- Input records
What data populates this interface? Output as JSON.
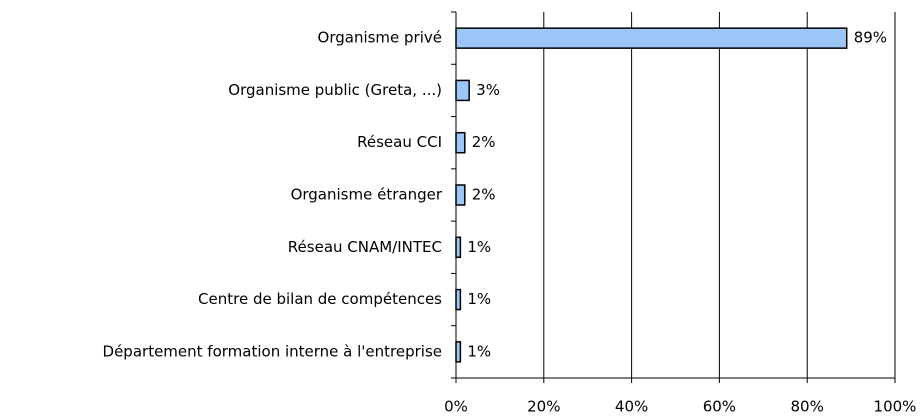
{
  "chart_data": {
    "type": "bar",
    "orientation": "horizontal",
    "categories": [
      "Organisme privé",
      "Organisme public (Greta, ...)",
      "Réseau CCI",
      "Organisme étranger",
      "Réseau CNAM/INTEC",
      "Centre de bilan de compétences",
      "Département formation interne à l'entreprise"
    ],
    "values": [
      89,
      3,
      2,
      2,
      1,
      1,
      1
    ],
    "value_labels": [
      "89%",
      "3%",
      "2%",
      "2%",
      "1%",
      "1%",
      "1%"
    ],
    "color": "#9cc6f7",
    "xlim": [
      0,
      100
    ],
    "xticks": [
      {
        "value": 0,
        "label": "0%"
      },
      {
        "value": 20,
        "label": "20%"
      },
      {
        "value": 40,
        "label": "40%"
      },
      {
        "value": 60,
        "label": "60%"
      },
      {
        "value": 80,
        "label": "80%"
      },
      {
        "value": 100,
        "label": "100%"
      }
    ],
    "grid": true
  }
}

* * *

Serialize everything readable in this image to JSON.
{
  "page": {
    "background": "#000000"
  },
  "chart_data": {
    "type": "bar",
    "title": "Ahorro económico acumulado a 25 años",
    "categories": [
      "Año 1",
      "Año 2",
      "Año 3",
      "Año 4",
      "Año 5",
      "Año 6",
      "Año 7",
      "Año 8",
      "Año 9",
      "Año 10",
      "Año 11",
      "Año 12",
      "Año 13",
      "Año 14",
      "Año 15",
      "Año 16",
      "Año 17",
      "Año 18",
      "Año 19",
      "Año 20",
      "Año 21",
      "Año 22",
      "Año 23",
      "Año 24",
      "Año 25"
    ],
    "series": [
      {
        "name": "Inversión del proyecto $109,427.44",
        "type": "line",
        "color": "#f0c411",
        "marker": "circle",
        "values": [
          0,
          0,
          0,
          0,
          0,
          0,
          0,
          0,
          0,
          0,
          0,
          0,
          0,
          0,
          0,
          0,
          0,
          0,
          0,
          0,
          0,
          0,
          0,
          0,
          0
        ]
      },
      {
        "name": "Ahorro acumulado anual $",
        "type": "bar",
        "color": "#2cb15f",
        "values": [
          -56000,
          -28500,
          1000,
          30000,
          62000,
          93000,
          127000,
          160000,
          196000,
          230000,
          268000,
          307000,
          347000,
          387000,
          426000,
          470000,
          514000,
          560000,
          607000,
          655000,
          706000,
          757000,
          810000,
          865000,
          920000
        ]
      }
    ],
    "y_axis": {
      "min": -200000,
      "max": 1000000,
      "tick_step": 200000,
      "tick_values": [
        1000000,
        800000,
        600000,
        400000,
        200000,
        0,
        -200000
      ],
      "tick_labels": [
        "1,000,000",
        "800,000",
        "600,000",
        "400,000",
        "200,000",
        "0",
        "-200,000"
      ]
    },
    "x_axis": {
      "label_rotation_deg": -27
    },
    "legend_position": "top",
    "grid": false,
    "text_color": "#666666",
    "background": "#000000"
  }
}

- Task instructions
In the material above, find the lines that contain "Organisme" and show them.

- Output for this task
      "Organisme privé",
      "Organisme public (Greta, ...)",
      "Organisme étranger",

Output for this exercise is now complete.